Work to do: Every record should be written out exactly, with the pictures left out.

Start of Entries provided

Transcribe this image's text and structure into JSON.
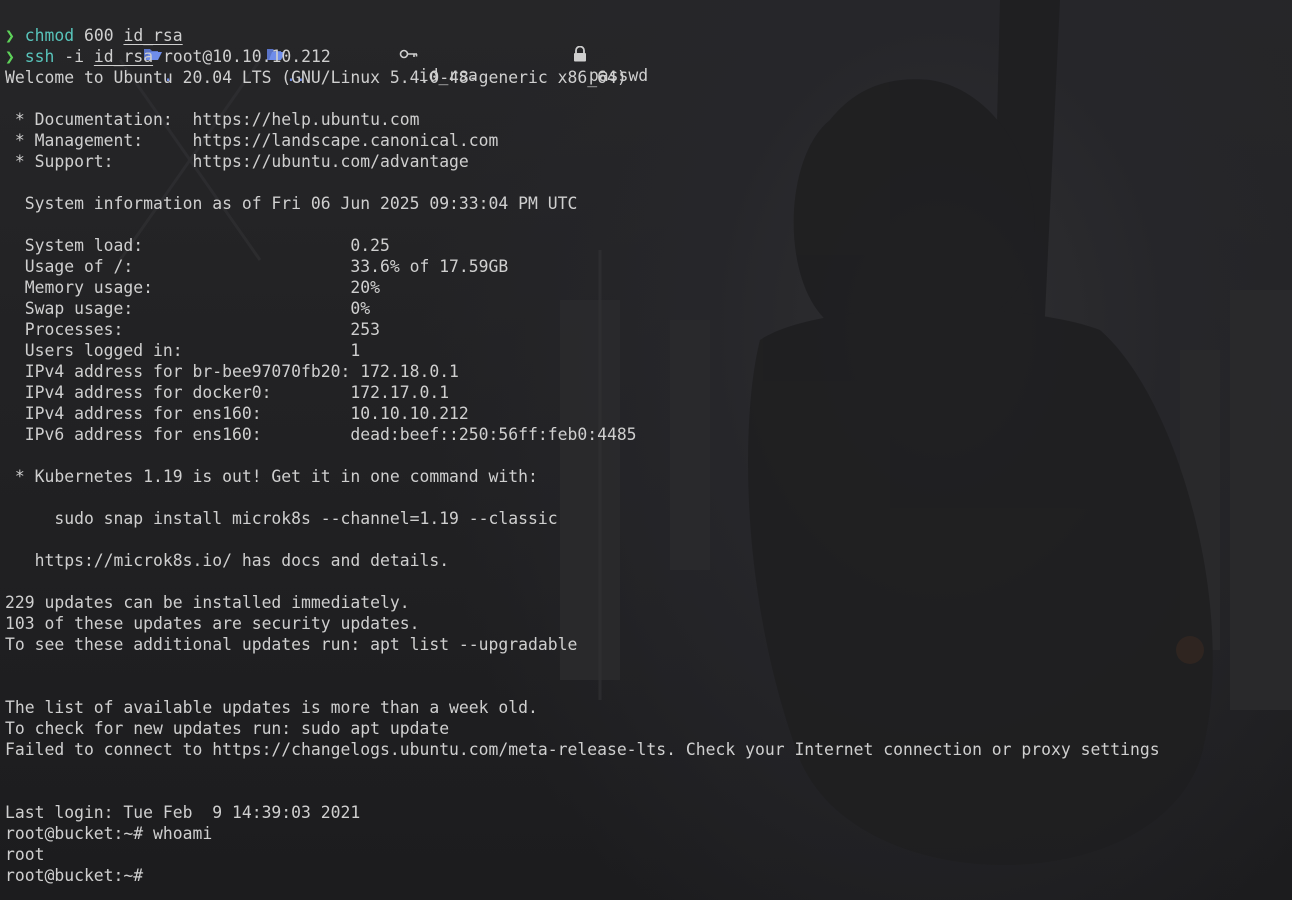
{
  "ls_row": {
    "items": [
      {
        "icon": "folder-open-icon",
        "label": "."
      },
      {
        "icon": "folder-open-icon",
        "label": ".."
      },
      {
        "icon": "key-icon",
        "label": "id_rsa"
      },
      {
        "icon": "lock-icon",
        "label": "passwd"
      }
    ]
  },
  "commands": [
    {
      "prompt": "❯",
      "command": "chmod",
      "args": [
        "600",
        "id_rsa"
      ],
      "underlined_arg_index": 1
    },
    {
      "prompt": "❯",
      "command": "ssh",
      "args": [
        "-i",
        "id_rsa",
        "root@10.10.10.212"
      ],
      "underlined_arg_index": 1
    }
  ],
  "output": {
    "welcome": "Welcome to Ubuntu 20.04 LTS (GNU/Linux 5.4.0-48-generic x86_64)",
    "links": [
      " * Documentation:  https://help.ubuntu.com",
      " * Management:     https://landscape.canonical.com",
      " * Support:        https://ubuntu.com/advantage"
    ],
    "sysinfo_header": "  System information as of Fri 06 Jun 2025 09:33:04 PM UTC",
    "sysinfo": [
      "  System load:                     0.25",
      "  Usage of /:                      33.6% of 17.59GB",
      "  Memory usage:                    20%",
      "  Swap usage:                      0%",
      "  Processes:                       253",
      "  Users logged in:                 1",
      "  IPv4 address for br-bee97070fb20: 172.18.0.1",
      "  IPv4 address for docker0:        172.17.0.1",
      "  IPv4 address for ens160:         10.10.10.212",
      "  IPv6 address for ens160:         dead:beef::250:56ff:feb0:4485"
    ],
    "k8s_line": " * Kubernetes 1.19 is out! Get it in one command with:",
    "k8s_cmd": "     sudo snap install microk8s --channel=1.19 --classic",
    "k8s_docs": "   https://microk8s.io/ has docs and details.",
    "updates": [
      "229 updates can be installed immediately.",
      "103 of these updates are security updates.",
      "To see these additional updates run: apt list --upgradable"
    ],
    "stale": [
      "The list of available updates is more than a week old.",
      "To check for new updates run: sudo apt update",
      "Failed to connect to https://changelogs.ubuntu.com/meta-release-lts. Check your Internet connection or proxy settings"
    ],
    "last_login": "Last login: Tue Feb  9 14:39:03 2021",
    "session": [
      "root@bucket:~# whoami",
      "root",
      "root@bucket:~# "
    ]
  },
  "colors": {
    "background": "#222224",
    "text": "#cfcfcf",
    "folder": "#6f8dea",
    "prompt": "#5ed35a",
    "command": "#58c4bb"
  }
}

End of Entries provided

Reply:
Transcribe this image's text and structure into JSON.
{
  "ls_row": {
    "items": [
      {
        "icon": "folder-open-icon",
        "label": "."
      },
      {
        "icon": "folder-open-icon",
        "label": ".."
      },
      {
        "icon": "key-icon",
        "label": "id_rsa"
      },
      {
        "icon": "lock-icon",
        "label": "passwd"
      }
    ]
  },
  "commands": [
    {
      "prompt": "❯",
      "command": "chmod",
      "args": [
        "600",
        "id_rsa"
      ],
      "underlined_arg_index": 1
    },
    {
      "prompt": "❯",
      "command": "ssh",
      "args": [
        "-i",
        "id_rsa",
        "root@10.10.10.212"
      ],
      "underlined_arg_index": 1
    }
  ],
  "output": {
    "welcome": "Welcome to Ubuntu 20.04 LTS (GNU/Linux 5.4.0-48-generic x86_64)",
    "links": [
      " * Documentation:  https://help.ubuntu.com",
      " * Management:     https://landscape.canonical.com",
      " * Support:        https://ubuntu.com/advantage"
    ],
    "sysinfo_header": "  System information as of Fri 06 Jun 2025 09:33:04 PM UTC",
    "sysinfo": [
      "  System load:                     0.25",
      "  Usage of /:                      33.6% of 17.59GB",
      "  Memory usage:                    20%",
      "  Swap usage:                      0%",
      "  Processes:                       253",
      "  Users logged in:                 1",
      "  IPv4 address for br-bee97070fb20: 172.18.0.1",
      "  IPv4 address for docker0:        172.17.0.1",
      "  IPv4 address for ens160:         10.10.10.212",
      "  IPv6 address for ens160:         dead:beef::250:56ff:feb0:4485"
    ],
    "k8s_line": " * Kubernetes 1.19 is out! Get it in one command with:",
    "k8s_cmd": "     sudo snap install microk8s --channel=1.19 --classic",
    "k8s_docs": "   https://microk8s.io/ has docs and details.",
    "updates": [
      "229 updates can be installed immediately.",
      "103 of these updates are security updates.",
      "To see these additional updates run: apt list --upgradable"
    ],
    "stale": [
      "The list of available updates is more than a week old.",
      "To check for new updates run: sudo apt update",
      "Failed to connect to https://changelogs.ubuntu.com/meta-release-lts. Check your Internet connection or proxy settings"
    ],
    "last_login": "Last login: Tue Feb  9 14:39:03 2021",
    "session": [
      "root@bucket:~# whoami",
      "root",
      "root@bucket:~# "
    ]
  },
  "colors": {
    "background": "#222224",
    "text": "#cfcfcf",
    "folder": "#6f8dea",
    "prompt": "#5ed35a",
    "command": "#58c4bb"
  }
}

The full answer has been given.